Start Rows

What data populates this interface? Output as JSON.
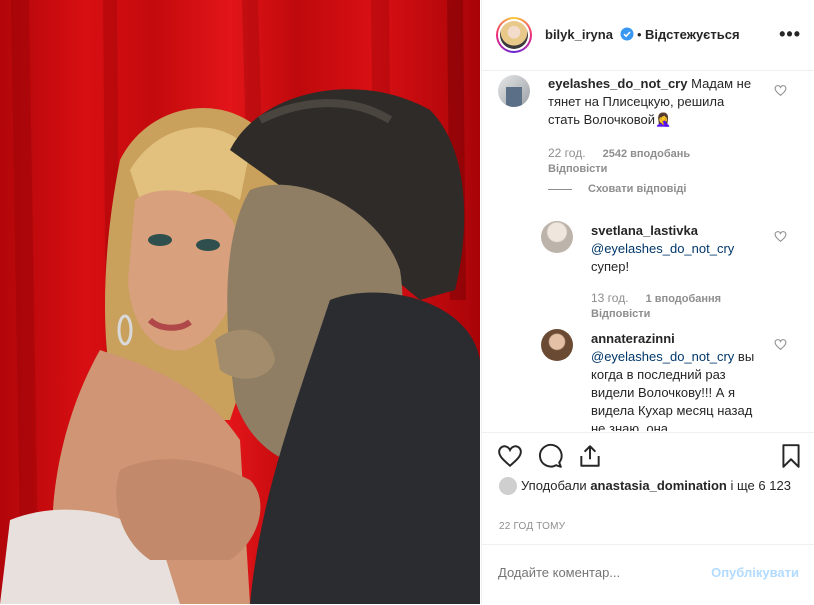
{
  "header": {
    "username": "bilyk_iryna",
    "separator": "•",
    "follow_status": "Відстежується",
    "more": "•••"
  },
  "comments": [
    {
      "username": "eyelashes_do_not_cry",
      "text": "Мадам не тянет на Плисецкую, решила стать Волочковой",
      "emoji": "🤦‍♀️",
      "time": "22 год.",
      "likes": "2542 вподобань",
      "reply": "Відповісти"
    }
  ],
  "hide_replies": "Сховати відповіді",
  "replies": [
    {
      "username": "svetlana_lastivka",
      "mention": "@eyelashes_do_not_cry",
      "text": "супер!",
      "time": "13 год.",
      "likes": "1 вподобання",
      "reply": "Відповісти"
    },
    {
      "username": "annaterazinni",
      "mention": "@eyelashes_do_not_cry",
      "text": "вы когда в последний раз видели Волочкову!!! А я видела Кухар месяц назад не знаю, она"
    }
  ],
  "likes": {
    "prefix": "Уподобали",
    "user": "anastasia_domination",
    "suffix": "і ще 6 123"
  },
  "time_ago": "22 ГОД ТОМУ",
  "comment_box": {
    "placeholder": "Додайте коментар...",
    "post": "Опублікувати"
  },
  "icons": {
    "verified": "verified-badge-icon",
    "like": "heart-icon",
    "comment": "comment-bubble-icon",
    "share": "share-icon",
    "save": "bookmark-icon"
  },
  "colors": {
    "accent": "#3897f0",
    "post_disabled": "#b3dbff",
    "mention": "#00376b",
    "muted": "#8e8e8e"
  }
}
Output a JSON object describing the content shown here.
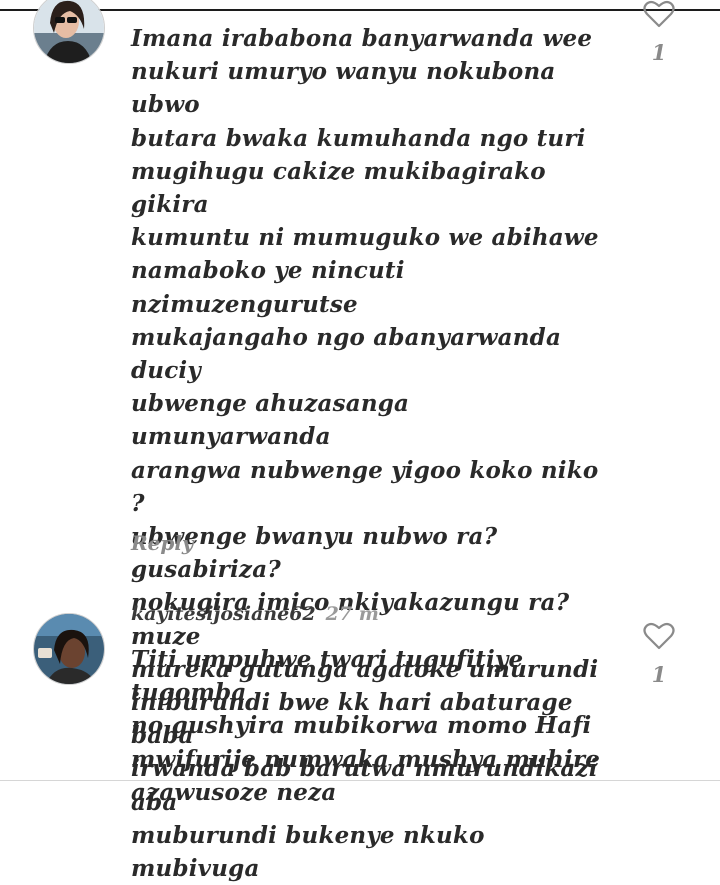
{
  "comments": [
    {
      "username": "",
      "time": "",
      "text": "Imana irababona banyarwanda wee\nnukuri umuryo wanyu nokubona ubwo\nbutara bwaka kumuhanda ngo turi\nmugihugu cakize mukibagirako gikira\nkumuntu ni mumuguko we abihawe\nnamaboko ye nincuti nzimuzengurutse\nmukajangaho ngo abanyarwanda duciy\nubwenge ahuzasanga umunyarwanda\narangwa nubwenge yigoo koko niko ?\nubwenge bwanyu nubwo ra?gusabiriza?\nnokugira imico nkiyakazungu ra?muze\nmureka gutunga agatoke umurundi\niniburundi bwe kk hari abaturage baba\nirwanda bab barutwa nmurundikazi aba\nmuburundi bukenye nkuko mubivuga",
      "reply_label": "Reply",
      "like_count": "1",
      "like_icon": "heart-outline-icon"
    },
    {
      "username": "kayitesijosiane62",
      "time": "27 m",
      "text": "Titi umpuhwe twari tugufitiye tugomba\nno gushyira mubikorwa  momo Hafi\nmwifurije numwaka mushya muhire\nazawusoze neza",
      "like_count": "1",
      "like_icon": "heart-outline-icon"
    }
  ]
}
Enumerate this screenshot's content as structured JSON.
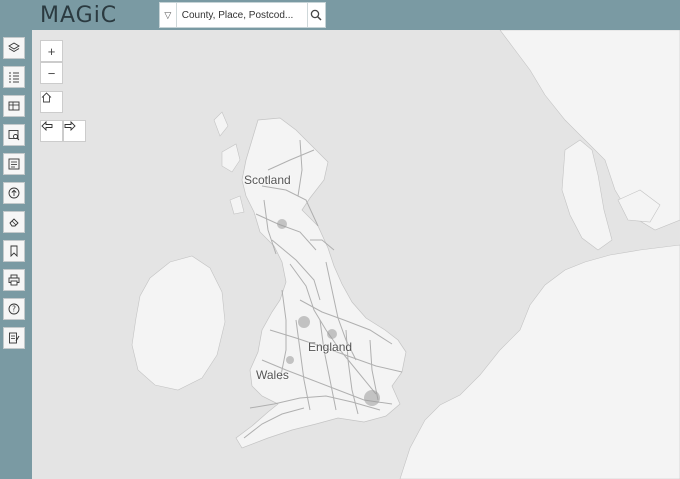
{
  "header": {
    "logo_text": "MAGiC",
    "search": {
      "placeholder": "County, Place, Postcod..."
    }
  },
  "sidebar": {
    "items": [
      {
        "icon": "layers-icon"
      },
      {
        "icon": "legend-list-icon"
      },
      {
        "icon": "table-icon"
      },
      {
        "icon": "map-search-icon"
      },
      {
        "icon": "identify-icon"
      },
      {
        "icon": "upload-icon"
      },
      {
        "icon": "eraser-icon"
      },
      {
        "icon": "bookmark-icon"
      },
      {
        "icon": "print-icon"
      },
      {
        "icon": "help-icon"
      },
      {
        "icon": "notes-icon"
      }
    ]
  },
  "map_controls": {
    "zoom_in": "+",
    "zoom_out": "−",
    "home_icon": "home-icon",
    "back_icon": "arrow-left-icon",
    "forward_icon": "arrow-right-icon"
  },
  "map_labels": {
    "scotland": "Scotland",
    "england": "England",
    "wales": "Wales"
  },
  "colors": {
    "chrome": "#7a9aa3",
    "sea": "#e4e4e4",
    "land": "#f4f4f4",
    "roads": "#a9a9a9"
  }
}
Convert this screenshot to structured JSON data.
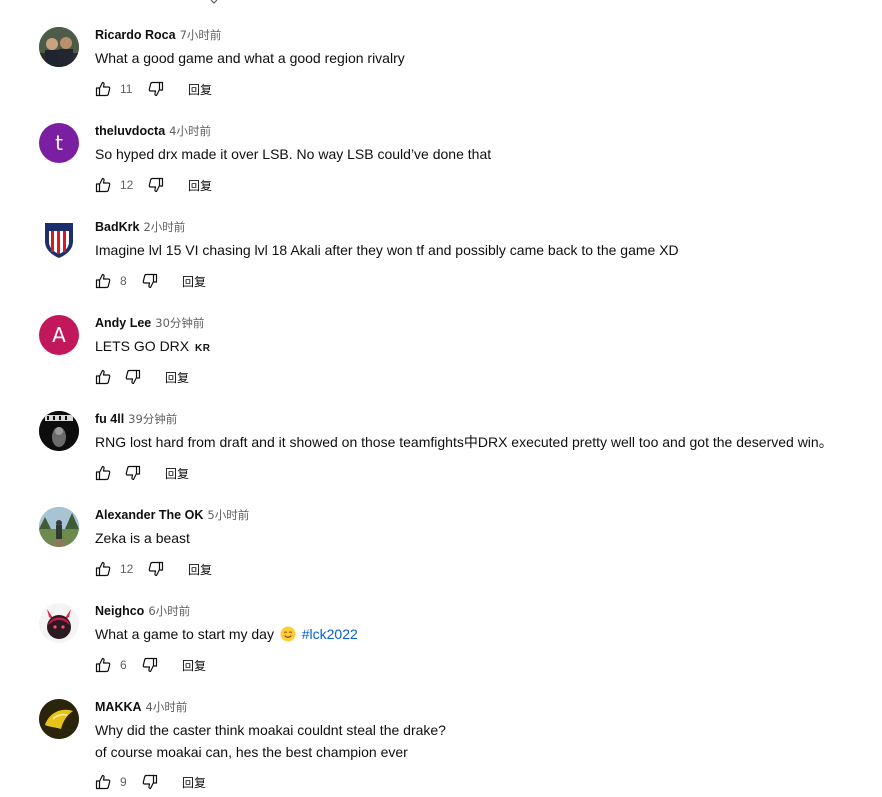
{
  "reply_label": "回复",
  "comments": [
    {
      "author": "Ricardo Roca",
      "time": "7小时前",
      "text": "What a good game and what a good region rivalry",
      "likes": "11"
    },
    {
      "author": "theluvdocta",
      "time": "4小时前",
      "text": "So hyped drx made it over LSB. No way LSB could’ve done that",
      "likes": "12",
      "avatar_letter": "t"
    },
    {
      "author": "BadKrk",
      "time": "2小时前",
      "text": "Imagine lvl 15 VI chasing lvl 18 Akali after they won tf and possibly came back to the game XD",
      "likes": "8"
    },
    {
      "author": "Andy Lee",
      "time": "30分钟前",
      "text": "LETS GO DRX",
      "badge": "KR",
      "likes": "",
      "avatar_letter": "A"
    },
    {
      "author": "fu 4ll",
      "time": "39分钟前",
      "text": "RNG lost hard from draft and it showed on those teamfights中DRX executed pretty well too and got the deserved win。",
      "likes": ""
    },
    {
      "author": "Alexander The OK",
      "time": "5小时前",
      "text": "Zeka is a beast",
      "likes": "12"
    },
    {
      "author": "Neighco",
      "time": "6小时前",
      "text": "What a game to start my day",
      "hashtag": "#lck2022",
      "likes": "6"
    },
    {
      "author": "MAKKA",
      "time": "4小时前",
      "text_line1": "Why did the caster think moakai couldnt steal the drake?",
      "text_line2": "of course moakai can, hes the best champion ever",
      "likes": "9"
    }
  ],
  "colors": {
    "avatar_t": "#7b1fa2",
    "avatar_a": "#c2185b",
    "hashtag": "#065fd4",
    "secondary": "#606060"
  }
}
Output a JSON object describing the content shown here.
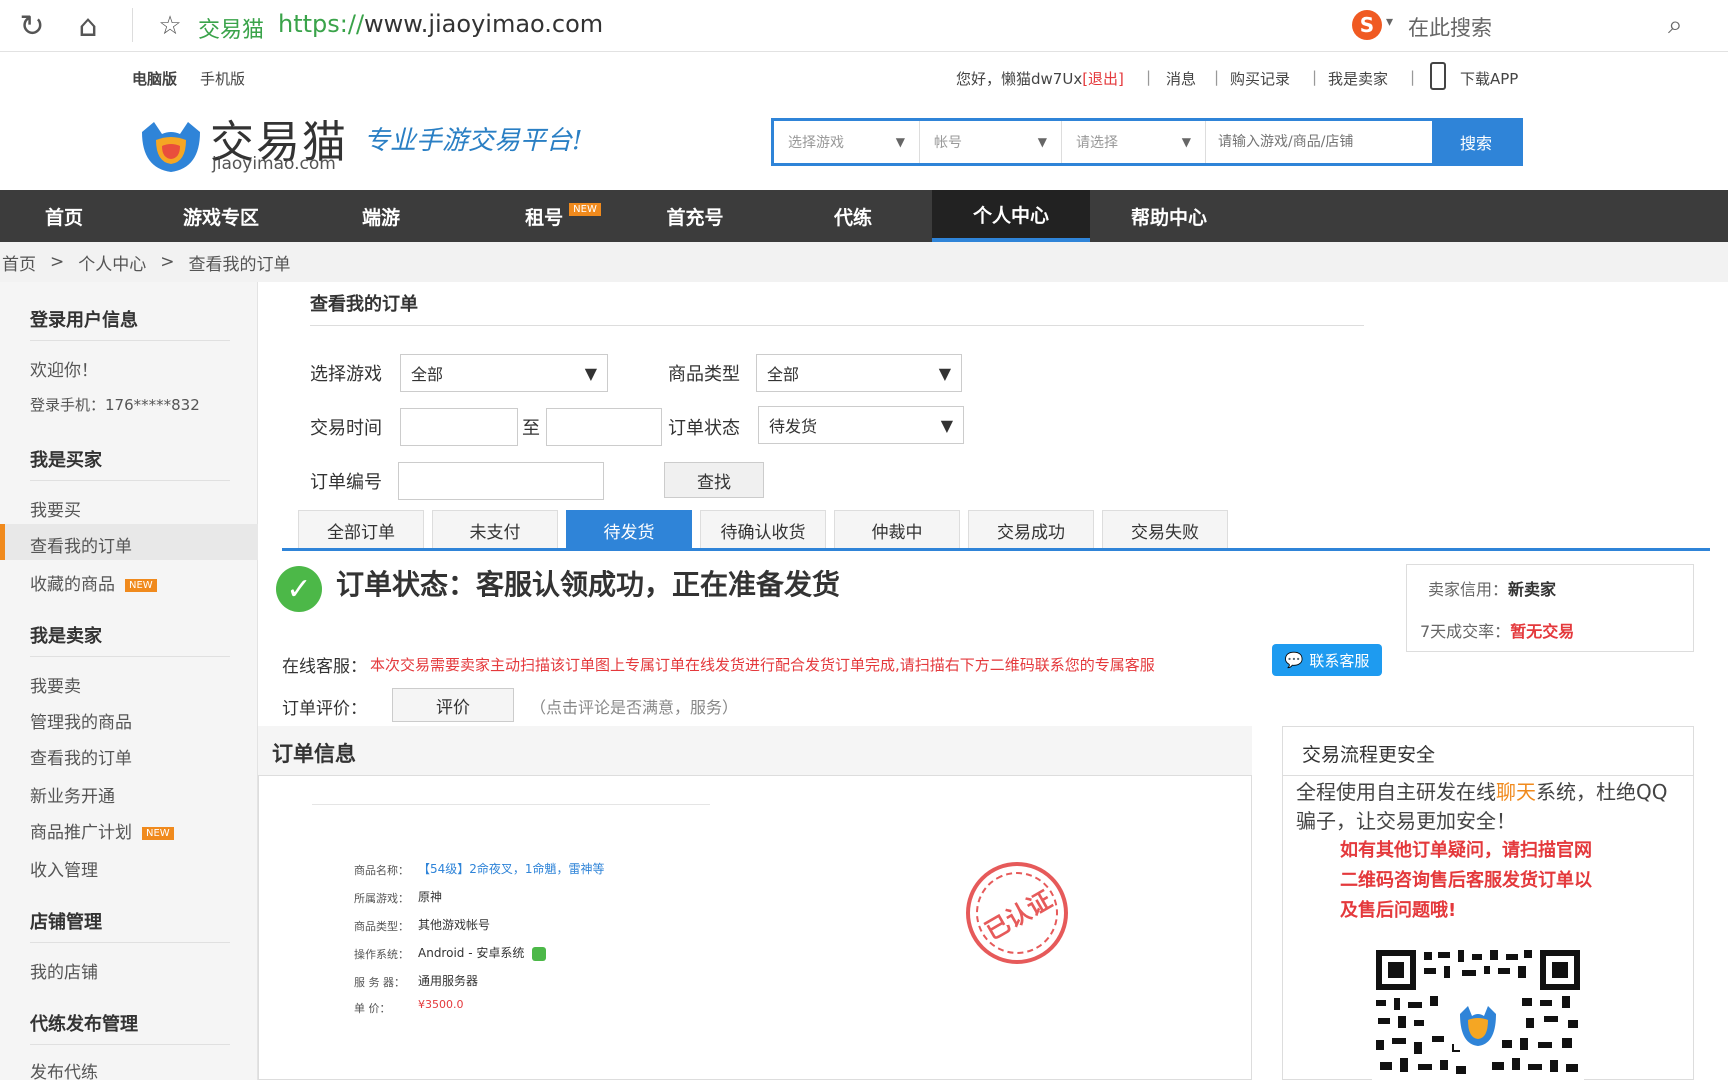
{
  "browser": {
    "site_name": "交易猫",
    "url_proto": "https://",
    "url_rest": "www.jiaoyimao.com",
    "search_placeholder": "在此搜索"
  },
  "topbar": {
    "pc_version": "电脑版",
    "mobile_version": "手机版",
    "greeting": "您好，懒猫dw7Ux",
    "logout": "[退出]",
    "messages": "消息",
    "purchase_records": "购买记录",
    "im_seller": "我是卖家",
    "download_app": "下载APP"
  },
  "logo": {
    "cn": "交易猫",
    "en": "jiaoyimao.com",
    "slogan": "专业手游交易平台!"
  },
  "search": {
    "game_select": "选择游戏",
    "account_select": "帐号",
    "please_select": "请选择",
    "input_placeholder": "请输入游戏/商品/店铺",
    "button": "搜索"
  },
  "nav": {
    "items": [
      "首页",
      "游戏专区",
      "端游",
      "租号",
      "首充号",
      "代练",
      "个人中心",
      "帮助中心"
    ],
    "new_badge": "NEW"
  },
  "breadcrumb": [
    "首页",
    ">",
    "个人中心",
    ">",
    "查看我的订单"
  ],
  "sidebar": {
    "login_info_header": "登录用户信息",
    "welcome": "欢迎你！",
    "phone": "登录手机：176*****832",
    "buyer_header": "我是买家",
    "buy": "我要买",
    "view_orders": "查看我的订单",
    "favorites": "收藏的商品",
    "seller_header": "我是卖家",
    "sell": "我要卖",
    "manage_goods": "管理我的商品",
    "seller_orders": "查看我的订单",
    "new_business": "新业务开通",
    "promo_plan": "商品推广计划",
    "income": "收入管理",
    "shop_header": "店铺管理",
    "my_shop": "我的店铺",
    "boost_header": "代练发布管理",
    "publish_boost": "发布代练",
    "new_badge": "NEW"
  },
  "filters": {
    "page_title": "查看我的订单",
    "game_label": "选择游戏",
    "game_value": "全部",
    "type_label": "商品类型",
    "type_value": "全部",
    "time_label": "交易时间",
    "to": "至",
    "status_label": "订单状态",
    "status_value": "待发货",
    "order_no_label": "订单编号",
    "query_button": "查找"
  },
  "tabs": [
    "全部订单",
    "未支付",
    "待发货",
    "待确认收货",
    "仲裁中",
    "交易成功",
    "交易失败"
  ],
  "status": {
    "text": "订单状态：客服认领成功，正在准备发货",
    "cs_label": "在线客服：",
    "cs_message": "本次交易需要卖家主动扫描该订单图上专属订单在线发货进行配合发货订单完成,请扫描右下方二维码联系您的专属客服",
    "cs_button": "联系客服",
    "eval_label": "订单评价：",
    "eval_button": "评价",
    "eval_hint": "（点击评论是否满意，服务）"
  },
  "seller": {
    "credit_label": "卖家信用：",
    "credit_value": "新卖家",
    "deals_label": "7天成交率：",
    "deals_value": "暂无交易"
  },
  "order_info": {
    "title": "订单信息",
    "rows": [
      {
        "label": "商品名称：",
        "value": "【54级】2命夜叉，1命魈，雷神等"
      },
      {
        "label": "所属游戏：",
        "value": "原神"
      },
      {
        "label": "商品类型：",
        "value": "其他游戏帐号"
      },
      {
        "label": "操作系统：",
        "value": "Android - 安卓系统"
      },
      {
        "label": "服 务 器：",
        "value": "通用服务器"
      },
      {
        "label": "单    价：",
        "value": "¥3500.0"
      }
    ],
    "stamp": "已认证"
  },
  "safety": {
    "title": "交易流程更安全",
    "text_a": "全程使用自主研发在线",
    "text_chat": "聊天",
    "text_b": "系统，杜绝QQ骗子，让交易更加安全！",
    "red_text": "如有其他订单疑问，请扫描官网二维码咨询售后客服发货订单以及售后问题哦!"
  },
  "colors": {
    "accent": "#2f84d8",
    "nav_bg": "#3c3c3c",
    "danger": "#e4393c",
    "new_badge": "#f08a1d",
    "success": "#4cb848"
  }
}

End Rows

Collect each line containing the string "What".

Output of the task:
What data populates this interface? Output as JSON.
      "text": "What a good game and what a good region rivalry",
      "text": "What a game to start my day",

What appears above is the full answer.